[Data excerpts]
— BEGIN —
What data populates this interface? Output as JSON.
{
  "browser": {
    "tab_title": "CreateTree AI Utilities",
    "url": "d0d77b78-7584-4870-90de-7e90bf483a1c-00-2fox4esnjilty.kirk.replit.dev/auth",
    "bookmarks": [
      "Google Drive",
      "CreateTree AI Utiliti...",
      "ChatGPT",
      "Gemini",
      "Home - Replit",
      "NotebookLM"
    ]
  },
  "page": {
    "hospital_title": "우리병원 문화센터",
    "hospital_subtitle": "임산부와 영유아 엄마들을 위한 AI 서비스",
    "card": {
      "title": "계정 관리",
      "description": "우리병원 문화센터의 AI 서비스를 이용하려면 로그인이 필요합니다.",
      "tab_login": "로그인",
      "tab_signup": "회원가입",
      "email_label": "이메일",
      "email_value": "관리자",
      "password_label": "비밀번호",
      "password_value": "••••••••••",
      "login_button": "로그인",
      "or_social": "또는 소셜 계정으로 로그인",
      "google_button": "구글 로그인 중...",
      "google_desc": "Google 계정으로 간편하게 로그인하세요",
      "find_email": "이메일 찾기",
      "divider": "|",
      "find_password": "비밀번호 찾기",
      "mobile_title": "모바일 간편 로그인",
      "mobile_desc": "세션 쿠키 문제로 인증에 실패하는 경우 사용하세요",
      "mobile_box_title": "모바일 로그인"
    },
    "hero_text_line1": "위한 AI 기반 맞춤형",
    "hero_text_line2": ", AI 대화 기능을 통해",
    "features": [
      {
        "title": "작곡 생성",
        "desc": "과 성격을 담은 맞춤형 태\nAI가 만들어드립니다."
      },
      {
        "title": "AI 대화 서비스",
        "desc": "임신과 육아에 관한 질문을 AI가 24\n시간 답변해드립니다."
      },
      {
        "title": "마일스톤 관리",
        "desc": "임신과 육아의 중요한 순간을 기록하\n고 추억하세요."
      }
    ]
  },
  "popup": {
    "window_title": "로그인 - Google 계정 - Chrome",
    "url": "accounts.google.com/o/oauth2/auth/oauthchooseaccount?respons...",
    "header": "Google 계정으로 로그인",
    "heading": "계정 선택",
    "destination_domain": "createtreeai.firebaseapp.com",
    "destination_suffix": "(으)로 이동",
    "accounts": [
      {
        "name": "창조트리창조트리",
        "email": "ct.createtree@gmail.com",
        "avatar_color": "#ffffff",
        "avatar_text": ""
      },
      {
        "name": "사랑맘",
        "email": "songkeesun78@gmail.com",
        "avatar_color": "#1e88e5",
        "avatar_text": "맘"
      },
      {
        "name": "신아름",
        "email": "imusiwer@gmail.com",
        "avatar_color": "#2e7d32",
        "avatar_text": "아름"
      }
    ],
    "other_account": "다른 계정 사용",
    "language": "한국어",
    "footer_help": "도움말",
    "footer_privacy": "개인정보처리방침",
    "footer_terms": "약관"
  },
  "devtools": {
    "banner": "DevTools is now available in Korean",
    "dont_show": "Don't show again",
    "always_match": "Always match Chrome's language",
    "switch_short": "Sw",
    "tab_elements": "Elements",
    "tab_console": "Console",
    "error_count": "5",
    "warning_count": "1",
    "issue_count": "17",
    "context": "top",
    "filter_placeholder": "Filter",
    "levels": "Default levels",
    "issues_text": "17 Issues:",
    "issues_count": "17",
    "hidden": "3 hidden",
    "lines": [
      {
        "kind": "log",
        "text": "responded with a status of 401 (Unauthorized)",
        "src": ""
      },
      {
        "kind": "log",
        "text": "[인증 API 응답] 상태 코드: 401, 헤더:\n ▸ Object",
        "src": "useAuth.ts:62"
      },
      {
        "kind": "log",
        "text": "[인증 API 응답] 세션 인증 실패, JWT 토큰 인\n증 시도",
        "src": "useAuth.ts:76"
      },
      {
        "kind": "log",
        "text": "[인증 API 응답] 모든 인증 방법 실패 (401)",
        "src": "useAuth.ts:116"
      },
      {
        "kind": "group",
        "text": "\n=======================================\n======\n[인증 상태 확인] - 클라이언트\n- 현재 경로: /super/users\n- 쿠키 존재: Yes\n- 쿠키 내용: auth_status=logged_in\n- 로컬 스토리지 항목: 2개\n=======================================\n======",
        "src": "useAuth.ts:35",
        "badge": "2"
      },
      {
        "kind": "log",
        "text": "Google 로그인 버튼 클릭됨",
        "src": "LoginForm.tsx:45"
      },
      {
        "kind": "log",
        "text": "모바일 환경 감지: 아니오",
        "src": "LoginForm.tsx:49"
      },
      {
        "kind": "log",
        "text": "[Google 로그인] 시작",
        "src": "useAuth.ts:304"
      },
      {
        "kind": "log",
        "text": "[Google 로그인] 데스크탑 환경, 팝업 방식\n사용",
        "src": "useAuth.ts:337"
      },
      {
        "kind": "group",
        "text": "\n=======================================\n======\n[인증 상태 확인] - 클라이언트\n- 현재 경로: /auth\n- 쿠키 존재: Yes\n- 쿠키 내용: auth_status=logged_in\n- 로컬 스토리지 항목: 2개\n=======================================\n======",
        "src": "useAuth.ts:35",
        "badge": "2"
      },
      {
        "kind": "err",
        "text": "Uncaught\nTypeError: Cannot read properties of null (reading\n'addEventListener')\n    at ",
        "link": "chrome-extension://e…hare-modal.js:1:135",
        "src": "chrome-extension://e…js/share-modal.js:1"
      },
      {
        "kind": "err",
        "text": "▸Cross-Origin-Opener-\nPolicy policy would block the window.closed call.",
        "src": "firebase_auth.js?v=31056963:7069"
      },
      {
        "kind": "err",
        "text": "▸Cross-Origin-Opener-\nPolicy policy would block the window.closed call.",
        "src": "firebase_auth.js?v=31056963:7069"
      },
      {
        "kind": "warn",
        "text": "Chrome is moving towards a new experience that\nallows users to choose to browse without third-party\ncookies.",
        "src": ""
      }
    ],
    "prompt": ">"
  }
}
— END —
Return all of the entries exactly as they were supplied.

What data populates this interface? Output as JSON.
{
  "browser": {
    "tab_title": "CreateTree AI Utilities",
    "url": "d0d77b78-7584-4870-90de-7e90bf483a1c-00-2fox4esnjilty.kirk.replit.dev/auth",
    "bookmarks": [
      "Google Drive",
      "CreateTree AI Utiliti...",
      "ChatGPT",
      "Gemini",
      "Home - Replit",
      "NotebookLM"
    ]
  },
  "page": {
    "hospital_title": "우리병원 문화센터",
    "hospital_subtitle": "임산부와 영유아 엄마들을 위한 AI 서비스",
    "card": {
      "title": "계정 관리",
      "description": "우리병원 문화센터의 AI 서비스를 이용하려면 로그인이 필요합니다.",
      "tab_login": "로그인",
      "tab_signup": "회원가입",
      "email_label": "이메일",
      "email_value": "관리자",
      "password_label": "비밀번호",
      "password_value": "••••••••••",
      "login_button": "로그인",
      "or_social": "또는 소셜 계정으로 로그인",
      "google_button": "구글 로그인 중...",
      "google_desc": "Google 계정으로 간편하게 로그인하세요",
      "find_email": "이메일 찾기",
      "divider": "|",
      "find_password": "비밀번호 찾기",
      "mobile_title": "모바일 간편 로그인",
      "mobile_desc": "세션 쿠키 문제로 인증에 실패하는 경우 사용하세요",
      "mobile_box_title": "모바일 로그인"
    },
    "hero_text_line1": "위한 AI 기반 맞춤형",
    "hero_text_line2": ", AI 대화 기능을 통해",
    "features": [
      {
        "title": "작곡 생성",
        "desc": "과 성격을 담은 맞춤형 태\nAI가 만들어드립니다."
      },
      {
        "title": "AI 대화 서비스",
        "desc": "임신과 육아에 관한 질문을 AI가 24\n시간 답변해드립니다."
      },
      {
        "title": "마일스톤 관리",
        "desc": "임신과 육아의 중요한 순간을 기록하\n고 추억하세요."
      }
    ]
  },
  "popup": {
    "window_title": "로그인 - Google 계정 - Chrome",
    "url": "accounts.google.com/o/oauth2/auth/oauthchooseaccount?respons...",
    "header": "Google 계정으로 로그인",
    "heading": "계정 선택",
    "destination_domain": "createtreeai.firebaseapp.com",
    "destination_suffix": "(으)로 이동",
    "accounts": [
      {
        "name": "창조트리창조트리",
        "email": "ct.createtree@gmail.com",
        "avatar_color": "#ffffff",
        "avatar_text": ""
      },
      {
        "name": "사랑맘",
        "email": "songkeesun78@gmail.com",
        "avatar_color": "#1e88e5",
        "avatar_text": "맘"
      },
      {
        "name": "신아름",
        "email": "imusiwer@gmail.com",
        "avatar_color": "#2e7d32",
        "avatar_text": "아름"
      }
    ],
    "other_account": "다른 계정 사용",
    "language": "한국어",
    "footer_help": "도움말",
    "footer_privacy": "개인정보처리방침",
    "footer_terms": "약관"
  },
  "devtools": {
    "banner": "DevTools is now available in Korean",
    "dont_show": "Don't show again",
    "always_match": "Always match Chrome's language",
    "switch_short": "Sw",
    "tab_elements": "Elements",
    "tab_console": "Console",
    "error_count": "5",
    "warning_count": "1",
    "issue_count": "17",
    "context": "top",
    "filter_placeholder": "Filter",
    "levels": "Default levels",
    "issues_text": "17 Issues:",
    "issues_count": "17",
    "hidden": "3 hidden",
    "lines": [
      {
        "kind": "log",
        "text": "responded with a status of 401 (Unauthorized)",
        "src": ""
      },
      {
        "kind": "log",
        "text": "[인증 API 응답] 상태 코드: 401, 헤더:\n ▸ Object",
        "src": "useAuth.ts:62"
      },
      {
        "kind": "log",
        "text": "[인증 API 응답] 세션 인증 실패, JWT 토큰 인\n증 시도",
        "src": "useAuth.ts:76"
      },
      {
        "kind": "log",
        "text": "[인증 API 응답] 모든 인증 방법 실패 (401)",
        "src": "useAuth.ts:116"
      },
      {
        "kind": "group",
        "text": "\n=======================================\n======\n[인증 상태 확인] - 클라이언트\n- 현재 경로: /super/users\n- 쿠키 존재: Yes\n- 쿠키 내용: auth_status=logged_in\n- 로컬 스토리지 항목: 2개\n=======================================\n======",
        "src": "useAuth.ts:35",
        "badge": "2"
      },
      {
        "kind": "log",
        "text": "Google 로그인 버튼 클릭됨",
        "src": "LoginForm.tsx:45"
      },
      {
        "kind": "log",
        "text": "모바일 환경 감지: 아니오",
        "src": "LoginForm.tsx:49"
      },
      {
        "kind": "log",
        "text": "[Google 로그인] 시작",
        "src": "useAuth.ts:304"
      },
      {
        "kind": "log",
        "text": "[Google 로그인] 데스크탑 환경, 팝업 방식\n사용",
        "src": "useAuth.ts:337"
      },
      {
        "kind": "group",
        "text": "\n=======================================\n======\n[인증 상태 확인] - 클라이언트\n- 현재 경로: /auth\n- 쿠키 존재: Yes\n- 쿠키 내용: auth_status=logged_in\n- 로컬 스토리지 항목: 2개\n=======================================\n======",
        "src": "useAuth.ts:35",
        "badge": "2"
      },
      {
        "kind": "err",
        "text": "Uncaught\nTypeError: Cannot read properties of null (reading\n'addEventListener')\n    at ",
        "link": "chrome-extension://e…hare-modal.js:1:135",
        "src": "chrome-extension://e…js/share-modal.js:1"
      },
      {
        "kind": "err",
        "text": "▸Cross-Origin-Opener-\nPolicy policy would block the window.closed call.",
        "src": "firebase_auth.js?v=31056963:7069"
      },
      {
        "kind": "err",
        "text": "▸Cross-Origin-Opener-\nPolicy policy would block the window.closed call.",
        "src": "firebase_auth.js?v=31056963:7069"
      },
      {
        "kind": "warn",
        "text": "Chrome is moving towards a new experience that\nallows users to choose to browse without third-party\ncookies.",
        "src": ""
      }
    ],
    "prompt": ">"
  }
}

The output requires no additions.